Exercise task
Find and copy each line of the records where the string "completion" shows up.
Start of Records for this exercise
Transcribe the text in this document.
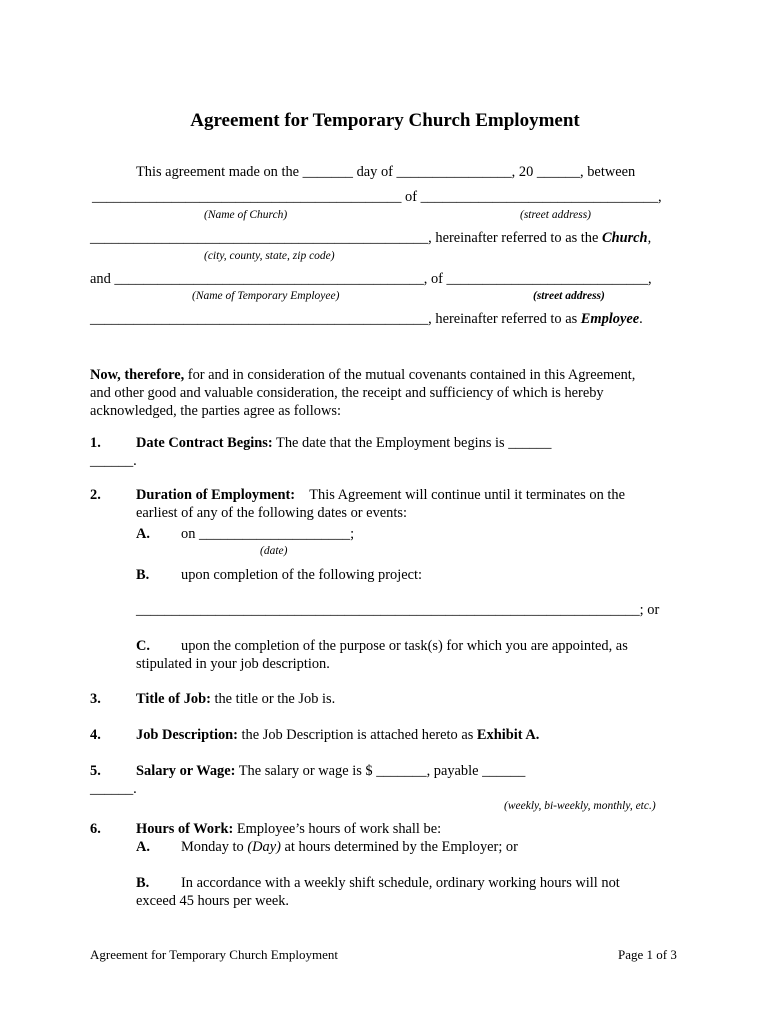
Agreement for Temporary Church Employment
This agreement made on the _______ day of ________________, 20 ______, between
___________________________________________ of _________________________________,
(Name of Church)	(street address)
_______________________________________________, hereinafter referred to as the Church,
(city, county, state, zip code)
and ___________________________________________, of ____________________________,
(Name of Temporary Employee)	(street address)
_______________________________________________, hereinafter referred to as Employee.
Now, therefore, for and in consideration of the mutual covenants contained in this Agreement,
and other good and valuable consideration, the receipt and sufficiency of which is hereby
acknowledged, the parties agree as follows:
1. Date Contract Begins: The date that the Employment begins is ______
______.
2. Duration of Employment:    This Agreement will continue until it terminates on the
earliest of any of the following dates or events:
A. on _____________________;
(date)
B. upon completion of the following project:
______________________________________________________________________; or
C. upon the completion of the purpose or task(s) for which you are appointed, as
stipulated in your job description.
3. Title of Job: the title or the Job is.
4. Job Description: the Job Description is attached hereto as Exhibit A.
5. Salary or Wage: The salary or wage is $ _______, payable ______
______.
(weekly, bi-weekly, monthly, etc.)
6. Hours of Work: Employee’s hours of work shall be:
A. Monday to (Day) at hours determined by the Employer; or
B. In accordance with a weekly shift schedule, ordinary working hours will not
exceed 45 hours per week.
Agreement for Temporary Church Employment	Page 1 of 3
End of Records for this exercise
Task result
B. upon completion of the following project:
C. upon the completion of the purpose or task(s) for which you are appointed, as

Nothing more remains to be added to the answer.